__Estratto del testo__.
================

Dal carroponte ai bengalesi. Intervista con Fabrizio Bellomo
È il protagonista della rubrica di fotografia di Artribune Magazine numero 18. Fabrizio Bellomo, classe 1982, viene da Bari ma risiede da tempo a Milano. Dove però ha portato un gusto spiccato per le storie popolari. Qui racconta nel dettaglio il suo lavoro.
Fabrizio Bellomo (Bari, 1982) si è laureato in Disegno Industriale alla Facoltà di Architettura dell’Università degli Studi di Firenze nel 2007. In seguito, grazie a una borsa di studio della Regione Puglia, ha frequentato il Master in Photography and Visual Design presso la Naba e Forma a Milano. Bellomo è legato al suo territorio d’origine in modo viscerale e ancestrale. Molti dei suoi lavori, infatti, prendono spunto e raccolgono preziosi stimoli dalla cultura popolare di cui la Puglia è fortemente impregnata. Tematiche che vengono trattate sempre con un occhio e un atteggiamento critico nei confronti del linguaggio, che di volta in volta utilizza, che si tratti di fotografia, di video, di cinema. In tal modo si rifà a una sorta di tradizione italiana non scritta in cui vengono mescolate la cultura popolare e la ricerca sui registri e sui codici della rappresentazione.
32 dicembre, litoranea s. giorgio – torre a mare, la guerra delle sgagliozze sono lavori del 2011 in cui Bari è protagonista.
Da un lato mi piaceva l’idea di accorpare e catalogare una serie di mestieri arcaici della mia città. Mestieri autonomi rispetto all’organizzazione dei mercati: venditori di strada, ambulanti di vario genere ai quali basta un tavolino e la propria merce per fare la propria attività.
32 dicembre, sui botti di capodanno, cita nel titolo un film di Luciano De Crescenzo che giocava sul concetto di tempo. Quello tra birre e carne alla brace è la guerra delle sgagliozze. Mentre quello sui venditori di polpi è intitolato litoranea…
Mi viene in mente il lavoro che Eugène Atget faceva a Parigi, all’inizio del XX secolo, sui mestieri scomparsi.
Bari è un territorio (come tutto il Sud dell’Italia e non solo) ancora pregno di queste “maestranze” e di questi modi di vivere che io trovo meravigliosi. Sempre più questi modi di abitare il territorio tenderanno a scomparire, minacciati da nuove norme europeiste. Si perderanno queste realtà particolari per cedere definitivamente il passo a quell’omologazione generale di cui Pasolini parlava decenni fa.

================

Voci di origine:

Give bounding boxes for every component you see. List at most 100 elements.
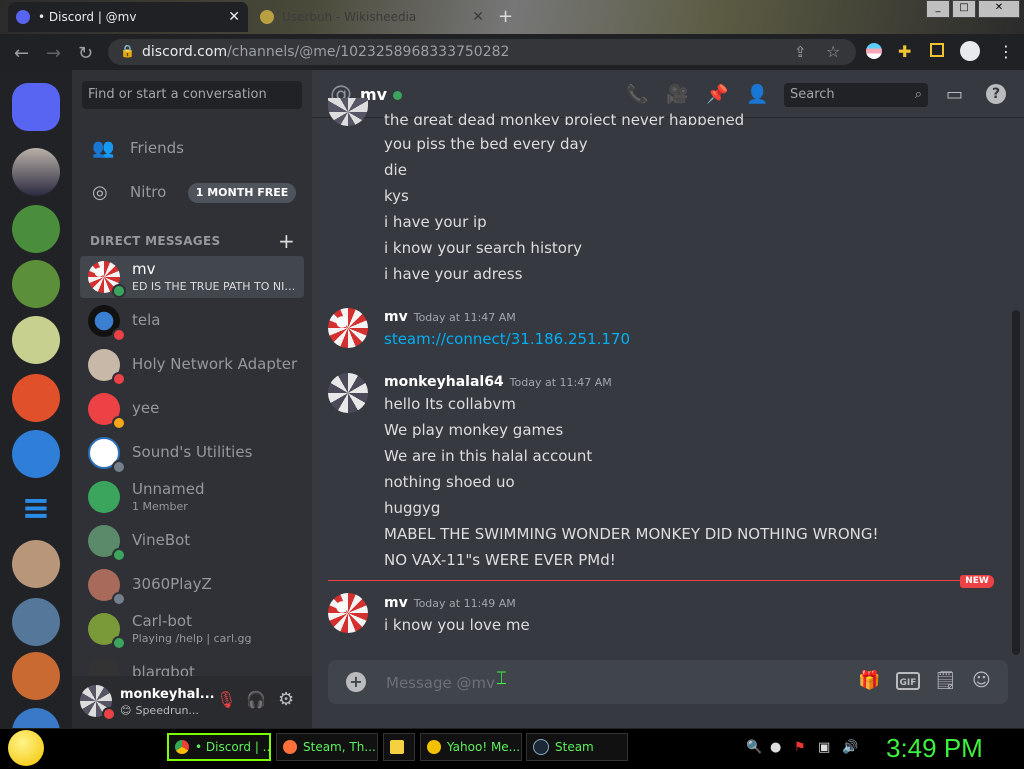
find-conversation-button[interactable]: Find or start a conversation xyxy=(82,81,302,109)
inbox-icon[interactable]: ▭ xyxy=(946,84,963,105)
server-icon[interactable] xyxy=(12,708,60,728)
dm-section-header: DIRECT MESSAGES xyxy=(90,234,221,248)
settings-gear-icon[interactable]: ⚙ xyxy=(278,689,294,710)
server-icon[interactable] xyxy=(12,430,60,478)
search-icon: ⌕ xyxy=(914,87,922,102)
taskbar-item-firefox[interactable]: Steam, Th... xyxy=(276,733,378,761)
author-name: monkeyhalal64 xyxy=(384,374,504,390)
nav-friends[interactable]: 👥 Friends xyxy=(80,127,304,169)
emoji-icon: 😊 xyxy=(120,704,132,717)
message-author[interactable]: mv Today at 11:47 AM xyxy=(384,309,516,325)
tab-title: • Discord | @mv xyxy=(38,10,137,24)
taskbar-item-discord[interactable]: • Discord | ... xyxy=(167,733,271,761)
upload-plus-icon[interactable]: + xyxy=(346,672,366,692)
dm-item-carl-bot[interactable]: Carl-bot Playing /help | carl.gg xyxy=(80,608,304,650)
taskbar-clock[interactable]: 3:49 PM xyxy=(886,733,983,764)
server-icon[interactable] xyxy=(12,260,60,308)
extensions-puzzle-icon[interactable]: ✚ xyxy=(898,42,911,61)
dm-name: Carl-bot xyxy=(132,612,192,630)
volume-tray-icon[interactable]: 🔊 xyxy=(842,740,858,755)
video-call-icon[interactable]: 🎥 xyxy=(666,84,688,105)
new-messages-divider xyxy=(328,580,994,581)
taskbar-item-yahoo[interactable]: Yahoo! Me... xyxy=(420,733,522,761)
dm-item-unnamed-group[interactable]: Unnamed 1 Member xyxy=(80,476,304,518)
flag-tray-icon[interactable]: ⚑ xyxy=(794,740,806,755)
close-icon[interactable]: ✕ xyxy=(472,9,484,25)
message-link[interactable]: steam://connect/31.186.251.170 xyxy=(384,330,630,348)
message-timestamp: Today at 11:47 AM xyxy=(413,311,516,324)
tab-discord[interactable]: • Discord | @mv ✕ xyxy=(8,2,248,32)
tray-icon[interactable]: ● xyxy=(770,740,781,755)
gift-icon[interactable]: 🎁 xyxy=(858,670,880,691)
headphones-icon[interactable]: 🎧 xyxy=(246,690,266,709)
server-icon[interactable] xyxy=(12,205,60,253)
status-indicator xyxy=(112,460,126,474)
server-icon[interactable]: ≡ xyxy=(12,484,60,532)
server-icon[interactable] xyxy=(12,374,60,422)
bookmark-star-icon[interactable]: ☆ xyxy=(826,42,840,61)
back-icon[interactable]: ← xyxy=(14,43,29,64)
dm-item-vinebot[interactable]: VineBot xyxy=(80,520,304,562)
taskbar-label: • Discord | ... xyxy=(195,740,271,754)
message-text: nothing shoed uo xyxy=(384,473,515,491)
dm-item-mv[interactable]: mv ED IS THE TRUE PATH TO NIR... xyxy=(80,256,304,298)
taskbar-item-steam[interactable]: Steam xyxy=(526,733,628,761)
server-icon[interactable] xyxy=(12,540,60,588)
chat-scrollbar[interactable] xyxy=(1012,310,1020,655)
status-indicator xyxy=(112,548,126,562)
taskbar-label: Steam xyxy=(555,740,594,754)
server-icon[interactable] xyxy=(12,598,60,646)
message-avatar[interactable] xyxy=(328,593,368,633)
share-icon[interactable]: ⇪ xyxy=(794,43,807,61)
message-text: i know your search history xyxy=(384,239,583,257)
search-tray-icon[interactable]: 🔍 xyxy=(746,740,762,755)
side-panel-icon[interactable] xyxy=(930,43,944,57)
nitro-offer-badge: 1 MONTH FREE xyxy=(188,183,296,203)
message-text: i have your adress xyxy=(384,265,523,283)
message-input[interactable] xyxy=(384,672,788,694)
reload-icon[interactable]: ↻ xyxy=(78,43,93,64)
mute-mic-icon[interactable]: 🎙 xyxy=(216,690,236,709)
search-input[interactable]: Search ⌕ xyxy=(784,83,928,107)
new-tab-button[interactable]: + xyxy=(498,6,513,27)
profile-avatar-icon[interactable] xyxy=(960,41,980,61)
pinned-messages-icon[interactable]: 📌 xyxy=(706,84,728,105)
dm-item-3060playz[interactable]: 3060PlayZ xyxy=(80,564,304,606)
author-name: mv xyxy=(384,595,408,611)
forward-icon[interactable]: → xyxy=(46,43,61,64)
url-text[interactable]: discord.com/channels/@me/102325896833375… xyxy=(142,44,509,60)
gif-icon[interactable]: GIF xyxy=(896,672,920,690)
tab-wiki[interactable]: Userbuh - Wikisheedia ✕ xyxy=(252,2,492,32)
menu-kebab-icon[interactable]: ⋮ xyxy=(998,42,1014,61)
start-button-smiley-icon[interactable] xyxy=(8,730,44,766)
emoji-picker-icon[interactable]: ☺ xyxy=(972,670,991,691)
message-avatar[interactable] xyxy=(328,98,368,126)
dm-name: Unnamed xyxy=(132,480,205,498)
server-icon[interactable] xyxy=(12,148,60,196)
discord-home-icon[interactable] xyxy=(12,83,60,131)
dm-name: 3060PlayZ xyxy=(132,575,212,593)
close-icon[interactable]: ✕ xyxy=(228,9,240,25)
server-icon[interactable] xyxy=(12,652,60,700)
close-window-button[interactable]: ✕ xyxy=(978,0,1020,18)
message-text: MABEL THE SWIMMING WONDER MONKEY DID NOT… xyxy=(384,525,879,543)
message-avatar[interactable] xyxy=(328,373,368,413)
server-icon[interactable] xyxy=(12,316,60,364)
sticker-icon[interactable]: 🗒 xyxy=(934,670,957,691)
dm-item-sounds-utilities[interactable]: Sound's Utilities xyxy=(80,432,304,474)
dm-item-holy-network-adapter[interactable]: Holy Network Adapter xyxy=(80,344,304,386)
message-author[interactable]: mv Today at 11:49 AM xyxy=(384,595,516,611)
extension-flag-icon[interactable] xyxy=(866,43,882,59)
dm-item-tela[interactable]: tela xyxy=(80,300,304,342)
help-icon[interactable]: ? xyxy=(986,84,1006,104)
voice-call-icon[interactable]: 📞 xyxy=(626,84,648,105)
dm-item-yee[interactable]: yee xyxy=(80,388,304,430)
minimize-button[interactable]: _ xyxy=(926,0,950,18)
message-avatar[interactable] xyxy=(328,308,368,348)
maximize-button[interactable]: □ xyxy=(952,0,976,18)
add-friends-icon[interactable]: 👤 xyxy=(746,84,768,105)
taskbar-item-explorer[interactable] xyxy=(383,733,415,761)
message-author[interactable]: monkeyhalal64 Today at 11:47 AM xyxy=(384,374,612,390)
network-tray-icon[interactable]: ▣ xyxy=(818,740,830,755)
create-dm-plus-icon[interactable]: + xyxy=(278,229,295,253)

================

__Consegna 1__. Elenca tutte le città nominate nell'intervista a Fabrizio Bellomo.
__Consegna 2__. Ricopia dall'intervista a Fabrizio Bellomo il passo che va da "Da un lato mi" fino a "sui mestieri scomparsi." compreso.
__Consegna 3__.
Rispondi a queste domande in base all'intervista a Fabrizio Bellomo:
(a) In che anno si è laureato Bellomo?
(b) Su che cosa verte il lavoro 32 dicembre?
(c) In quale città e in quale periodo Eugène Atget lavorava sui mestieri scomparsi?

__Risposta corretta 1__. Bari, Milano, Firenze, Parigi

__Risposta corretta 2__.
Da un lato mi piaceva l’idea di accorpare e catalogare una serie di mestieri arcaici della mia città. Mestieri autonomi rispetto all’organizzazione dei mercati: venditori di strada, ambulanti di vario genere ai quali basta un tavolino e la propria merce per fare la propria attività.
32 dicembre, sui botti di capodanno, cita nel titolo un film di Luciano De Crescenzo che giocava sul concetto di tempo. Quello tra birre e carne alla brace è la guerra delle sgagliozze. Mentre quello sui venditori di polpi è intitolato litoranea…
Mi viene in mente il lavoro che Eugène Atget faceva a Parigi, all’inizio del XX secolo, sui mestieri scomparsi.

__Risposta corretta 3__.
(a) Nel 2007.
(b) Sui botti di capodanno.
(c) A Parigi, all'inizio del XX secolo.